Would you repeat the listing exactly but omit every picture?

Entries supplied:
+--

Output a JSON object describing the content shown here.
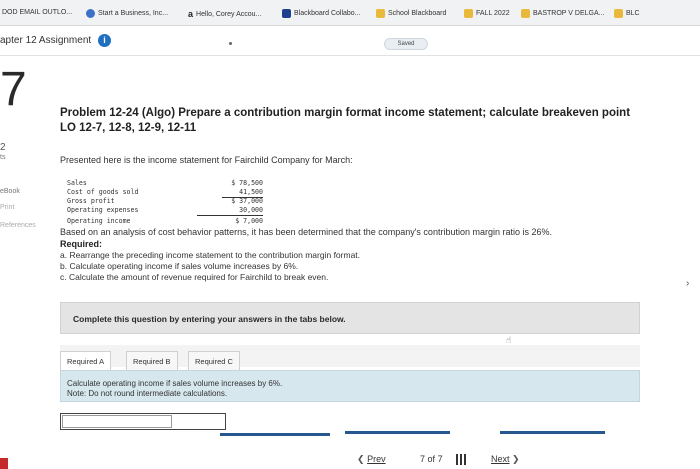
{
  "bookmarks": [
    {
      "label": "DOD EMAIL OUTLO...",
      "icon": "none"
    },
    {
      "label": "Start a Business, Inc...",
      "icon": "star-icon"
    },
    {
      "label": "Hello, Corey Accou...",
      "icon": "amazon-icon"
    },
    {
      "label": "Blackboard Collabo...",
      "icon": "blackboard-icon"
    },
    {
      "label": "School Blackboard",
      "icon": "folder-icon"
    },
    {
      "label": "FALL 2022",
      "icon": "folder-icon"
    },
    {
      "label": "BASTROP V DELGA...",
      "icon": "folder-icon"
    },
    {
      "label": "BLC",
      "icon": "folder-icon"
    }
  ],
  "assignment": {
    "title": "apter 12 Assignment",
    "info_icon": "i",
    "saved_label": "Saved"
  },
  "left_strip": {
    "question_number": "7",
    "points": "2",
    "points_label": "ts",
    "ebook": "eBook",
    "print": "Print",
    "references": "References"
  },
  "problem": {
    "title": "Problem 12-24 (Algo) Prepare a contribution margin format income statement; calculate breakeven point LO 12-7, 12-8, 12-9, 12-11",
    "presented": "Presented here is the income statement for Fairchild Company for March:",
    "income_statement": [
      {
        "label": "Sales",
        "value": "$ 78,500"
      },
      {
        "label": "Cost of goods sold",
        "value": "41,500"
      },
      {
        "label": "Gross profit",
        "value": "$ 37,000"
      },
      {
        "label": "Operating expenses",
        "value": "30,000"
      },
      {
        "label": "Operating income",
        "value": "$ 7,000"
      }
    ],
    "analysis": "Based on an analysis of cost behavior patterns, it has been determined that the company's contribution margin ratio is 26%.",
    "required_heading": "Required:",
    "requirements": [
      "a. Rearrange the preceding income statement to the contribution margin format.",
      "b. Calculate operating income if sales volume increases by 6%.",
      "c. Calculate the amount of revenue required for Fairchild to break even."
    ]
  },
  "instructions": "Complete this question by entering your answers in the tabs below.",
  "tabs": [
    "Required A",
    "Required B",
    "Required C"
  ],
  "active_tab": "Required A",
  "task": {
    "line1": "Calculate operating income if sales volume increases by 6%.",
    "line2": "Note: Do not round intermediate calculations."
  },
  "navigation": {
    "prev_label": "Prev",
    "current_page": "7",
    "of_label": "of",
    "total_pages": "7",
    "next_label": "Next",
    "prev_arrow": "❮",
    "next_arrow": "❯"
  },
  "colors": {
    "accent": "#27578f",
    "info_icon": "#1f70c1",
    "task_box": "#d6e7ee",
    "instruction_box": "#e4e4e4"
  }
}
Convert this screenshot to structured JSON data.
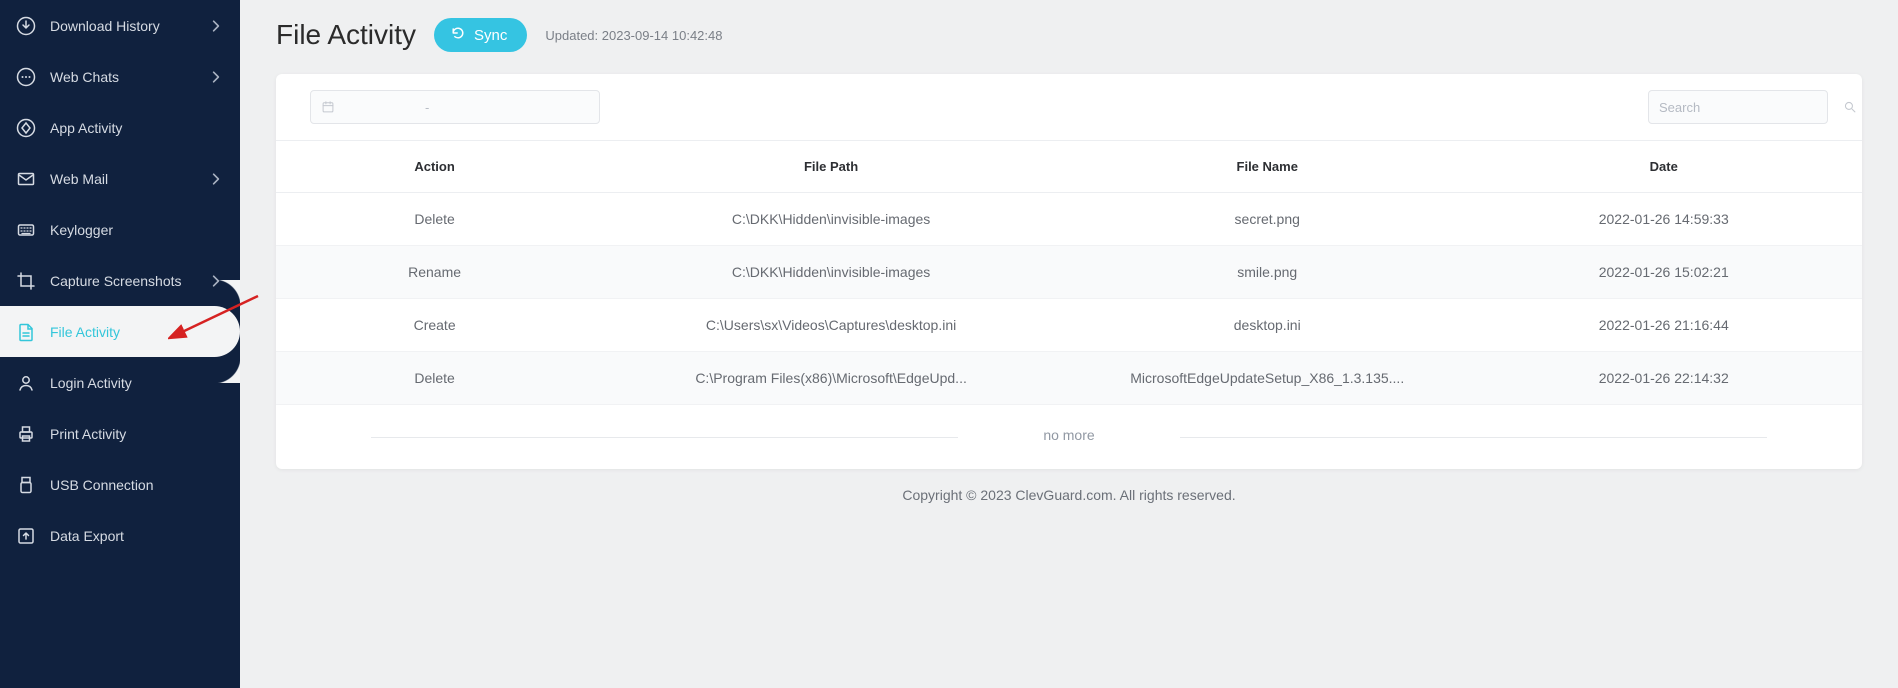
{
  "sidebar": {
    "items": [
      {
        "label": "Download History",
        "icon": "download-icon",
        "hasSub": true
      },
      {
        "label": "Web Chats",
        "icon": "chat-icon",
        "hasSub": true
      },
      {
        "label": "App Activity",
        "icon": "app-icon",
        "hasSub": false
      },
      {
        "label": "Web Mail",
        "icon": "mail-icon",
        "hasSub": true
      },
      {
        "label": "Keylogger",
        "icon": "keyboard-icon",
        "hasSub": false
      },
      {
        "label": "Capture Screenshots",
        "icon": "crop-icon",
        "hasSub": true
      },
      {
        "label": "File Activity",
        "icon": "file-icon",
        "hasSub": false,
        "active": true
      },
      {
        "label": "Login Activity",
        "icon": "user-icon",
        "hasSub": false
      },
      {
        "label": "Print Activity",
        "icon": "printer-icon",
        "hasSub": false
      },
      {
        "label": "USB Connection",
        "icon": "usb-icon",
        "hasSub": false
      },
      {
        "label": "Data Export",
        "icon": "export-icon",
        "hasSub": false
      }
    ]
  },
  "header": {
    "title": "File Activity",
    "sync_label": "Sync",
    "updated_label": "Updated: 2023-09-14 10:42:48"
  },
  "toolbar": {
    "date_placeholder": "-",
    "search_placeholder": "Search"
  },
  "table": {
    "columns": [
      "Action",
      "File Path",
      "File Name",
      "Date"
    ],
    "rows": [
      {
        "action": "Delete",
        "path": "C:\\DKK\\Hidden\\invisible-images",
        "name": "secret.png",
        "date": "2022-01-26 14:59:33"
      },
      {
        "action": "Rename",
        "path": "C:\\DKK\\Hidden\\invisible-images",
        "name": "smile.png",
        "date": "2022-01-26 15:02:21"
      },
      {
        "action": "Create",
        "path": "C:\\Users\\sx\\Videos\\Captures\\desktop.ini",
        "name": "desktop.ini",
        "date": "2022-01-26 21:16:44"
      },
      {
        "action": "Delete",
        "path": "C:\\Program Files(x86)\\Microsoft\\EdgeUpd...",
        "name": "MicrosoftEdgeUpdateSetup_X86_1.3.135....",
        "date": "2022-01-26 22:14:32"
      }
    ],
    "no_more": "no more"
  },
  "footer": {
    "copyright": "Copyright © 2023 ClevGuard.com. All rights reserved."
  }
}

+--

Complete answer:
Output a JSON object describing the content shown here.
{
  "bookmarks": [
    {
      "label": "DOD EMAIL OUTLO...",
      "icon": "none"
    },
    {
      "label": "Start a Business, Inc...",
      "icon": "star-icon"
    },
    {
      "label": "Hello, Corey Accou...",
      "icon": "amazon-icon"
    },
    {
      "label": "Blackboard Collabo...",
      "icon": "blackboard-icon"
    },
    {
      "label": "School Blackboard",
      "icon": "folder-icon"
    },
    {
      "label": "FALL 2022",
      "icon": "folder-icon"
    },
    {
      "label": "BASTROP V DELGA...",
      "icon": "folder-icon"
    },
    {
      "label": "BLC",
      "icon": "folder-icon"
    }
  ],
  "assignment": {
    "title": "apter 12 Assignment",
    "info_icon": "i",
    "saved_label": "Saved"
  },
  "left_strip": {
    "question_number": "7",
    "points": "2",
    "points_label": "ts",
    "ebook": "eBook",
    "print": "Print",
    "references": "References"
  },
  "problem": {
    "title": "Problem 12-24 (Algo) Prepare a contribution margin format income statement; calculate breakeven point LO 12-7, 12-8, 12-9, 12-11",
    "presented": "Presented here is the income statement for Fairchild Company for March:",
    "income_statement": [
      {
        "label": "Sales",
        "value": "$ 78,500"
      },
      {
        "label": "Cost of goods sold",
        "value": "41,500"
      },
      {
        "label": "Gross profit",
        "value": "$ 37,000"
      },
      {
        "label": "Operating expenses",
        "value": "30,000"
      },
      {
        "label": "Operating income",
        "value": "$ 7,000"
      }
    ],
    "analysis": "Based on an analysis of cost behavior patterns, it has been determined that the company's contribution margin ratio is 26%.",
    "required_heading": "Required:",
    "requirements": [
      "a. Rearrange the preceding income statement to the contribution margin format.",
      "b. Calculate operating income if sales volume increases by 6%.",
      "c. Calculate the amount of revenue required for Fairchild to break even."
    ]
  },
  "instructions": "Complete this question by entering your answers in the tabs below.",
  "tabs": [
    "Required A",
    "Required B",
    "Required C"
  ],
  "active_tab": "Required A",
  "task": {
    "line1": "Calculate operating income if sales volume increases by 6%.",
    "line2": "Note: Do not round intermediate calculations."
  },
  "navigation": {
    "prev_label": "Prev",
    "current_page": "7",
    "of_label": "of",
    "total_pages": "7",
    "next_label": "Next",
    "prev_arrow": "❮",
    "next_arrow": "❯"
  },
  "colors": {
    "accent": "#27578f",
    "info_icon": "#1f70c1",
    "task_box": "#d6e7ee",
    "instruction_box": "#e4e4e4"
  }
}
Convert this screenshot to structured JSON data.
{
  "sidebar": {
    "items": [
      {
        "label": "Download History",
        "icon": "download-icon",
        "hasSub": true
      },
      {
        "label": "Web Chats",
        "icon": "chat-icon",
        "hasSub": true
      },
      {
        "label": "App Activity",
        "icon": "app-icon",
        "hasSub": false
      },
      {
        "label": "Web Mail",
        "icon": "mail-icon",
        "hasSub": true
      },
      {
        "label": "Keylogger",
        "icon": "keyboard-icon",
        "hasSub": false
      },
      {
        "label": "Capture Screenshots",
        "icon": "crop-icon",
        "hasSub": true
      },
      {
        "label": "File Activity",
        "icon": "file-icon",
        "hasSub": false,
        "active": true
      },
      {
        "label": "Login Activity",
        "icon": "user-icon",
        "hasSub": false
      },
      {
        "label": "Print Activity",
        "icon": "printer-icon",
        "hasSub": false
      },
      {
        "label": "USB Connection",
        "icon": "usb-icon",
        "hasSub": false
      },
      {
        "label": "Data Export",
        "icon": "export-icon",
        "hasSub": false
      }
    ]
  },
  "header": {
    "title": "File Activity",
    "sync_label": "Sync",
    "updated_label": "Updated: 2023-09-14 10:42:48"
  },
  "toolbar": {
    "date_placeholder": "-",
    "search_placeholder": "Search"
  },
  "table": {
    "columns": [
      "Action",
      "File Path",
      "File Name",
      "Date"
    ],
    "rows": [
      {
        "action": "Delete",
        "path": "C:\\DKK\\Hidden\\invisible-images",
        "name": "secret.png",
        "date": "2022-01-26 14:59:33"
      },
      {
        "action": "Rename",
        "path": "C:\\DKK\\Hidden\\invisible-images",
        "name": "smile.png",
        "date": "2022-01-26 15:02:21"
      },
      {
        "action": "Create",
        "path": "C:\\Users\\sx\\Videos\\Captures\\desktop.ini",
        "name": "desktop.ini",
        "date": "2022-01-26 21:16:44"
      },
      {
        "action": "Delete",
        "path": "C:\\Program Files(x86)\\Microsoft\\EdgeUpd...",
        "name": "MicrosoftEdgeUpdateSetup_X86_1.3.135....",
        "date": "2022-01-26 22:14:32"
      }
    ],
    "no_more": "no more"
  },
  "footer": {
    "copyright": "Copyright © 2023 ClevGuard.com. All rights reserved."
  }
}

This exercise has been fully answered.